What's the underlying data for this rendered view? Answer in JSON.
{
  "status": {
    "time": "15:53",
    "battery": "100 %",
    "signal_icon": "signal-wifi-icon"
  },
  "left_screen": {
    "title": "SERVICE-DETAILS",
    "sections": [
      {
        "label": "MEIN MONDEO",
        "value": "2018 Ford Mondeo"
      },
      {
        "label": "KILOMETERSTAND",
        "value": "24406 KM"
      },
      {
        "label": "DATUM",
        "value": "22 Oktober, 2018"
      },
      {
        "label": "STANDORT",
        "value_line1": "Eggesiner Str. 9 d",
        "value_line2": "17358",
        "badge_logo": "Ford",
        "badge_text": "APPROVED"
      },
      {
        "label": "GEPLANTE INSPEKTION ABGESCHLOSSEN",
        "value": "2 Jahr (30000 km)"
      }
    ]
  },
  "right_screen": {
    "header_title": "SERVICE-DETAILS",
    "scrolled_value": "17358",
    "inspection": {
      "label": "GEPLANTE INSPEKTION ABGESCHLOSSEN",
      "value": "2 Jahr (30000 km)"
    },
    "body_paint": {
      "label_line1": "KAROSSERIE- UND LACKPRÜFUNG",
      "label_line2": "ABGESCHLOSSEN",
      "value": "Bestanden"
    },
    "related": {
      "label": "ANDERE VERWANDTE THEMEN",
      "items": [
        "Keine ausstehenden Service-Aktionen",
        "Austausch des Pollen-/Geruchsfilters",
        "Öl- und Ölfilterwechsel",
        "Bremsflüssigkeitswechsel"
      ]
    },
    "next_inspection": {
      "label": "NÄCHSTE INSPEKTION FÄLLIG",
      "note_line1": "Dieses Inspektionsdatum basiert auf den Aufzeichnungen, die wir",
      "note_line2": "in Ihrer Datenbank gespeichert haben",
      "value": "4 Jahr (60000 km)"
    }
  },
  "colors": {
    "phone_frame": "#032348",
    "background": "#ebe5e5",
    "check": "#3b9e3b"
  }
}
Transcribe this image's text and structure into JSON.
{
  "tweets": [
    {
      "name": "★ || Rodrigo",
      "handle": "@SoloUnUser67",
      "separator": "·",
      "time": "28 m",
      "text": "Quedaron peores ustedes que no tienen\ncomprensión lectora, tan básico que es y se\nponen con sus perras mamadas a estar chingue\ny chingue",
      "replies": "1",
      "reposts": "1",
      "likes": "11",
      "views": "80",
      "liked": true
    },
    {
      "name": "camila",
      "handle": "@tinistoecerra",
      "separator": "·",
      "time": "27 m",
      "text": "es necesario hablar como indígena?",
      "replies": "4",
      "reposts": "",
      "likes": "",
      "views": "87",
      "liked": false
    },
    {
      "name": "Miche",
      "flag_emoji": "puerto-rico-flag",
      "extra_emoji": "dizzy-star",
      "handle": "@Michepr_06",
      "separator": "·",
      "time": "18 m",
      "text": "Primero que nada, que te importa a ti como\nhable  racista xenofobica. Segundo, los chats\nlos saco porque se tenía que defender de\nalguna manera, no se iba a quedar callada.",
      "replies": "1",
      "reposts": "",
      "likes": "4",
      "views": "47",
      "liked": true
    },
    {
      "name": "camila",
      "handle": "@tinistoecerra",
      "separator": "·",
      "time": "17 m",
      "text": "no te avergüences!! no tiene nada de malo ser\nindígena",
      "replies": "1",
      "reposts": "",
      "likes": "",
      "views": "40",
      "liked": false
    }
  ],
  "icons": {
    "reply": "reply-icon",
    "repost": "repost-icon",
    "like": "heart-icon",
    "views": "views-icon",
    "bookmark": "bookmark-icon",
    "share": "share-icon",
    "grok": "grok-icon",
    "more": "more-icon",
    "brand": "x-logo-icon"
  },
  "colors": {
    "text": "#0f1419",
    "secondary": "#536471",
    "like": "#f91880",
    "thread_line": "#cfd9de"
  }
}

INSTRUCTION:
Count how many lines of the material hold the string "handle". Give the number and nothing more.

FINISHED TASK:
4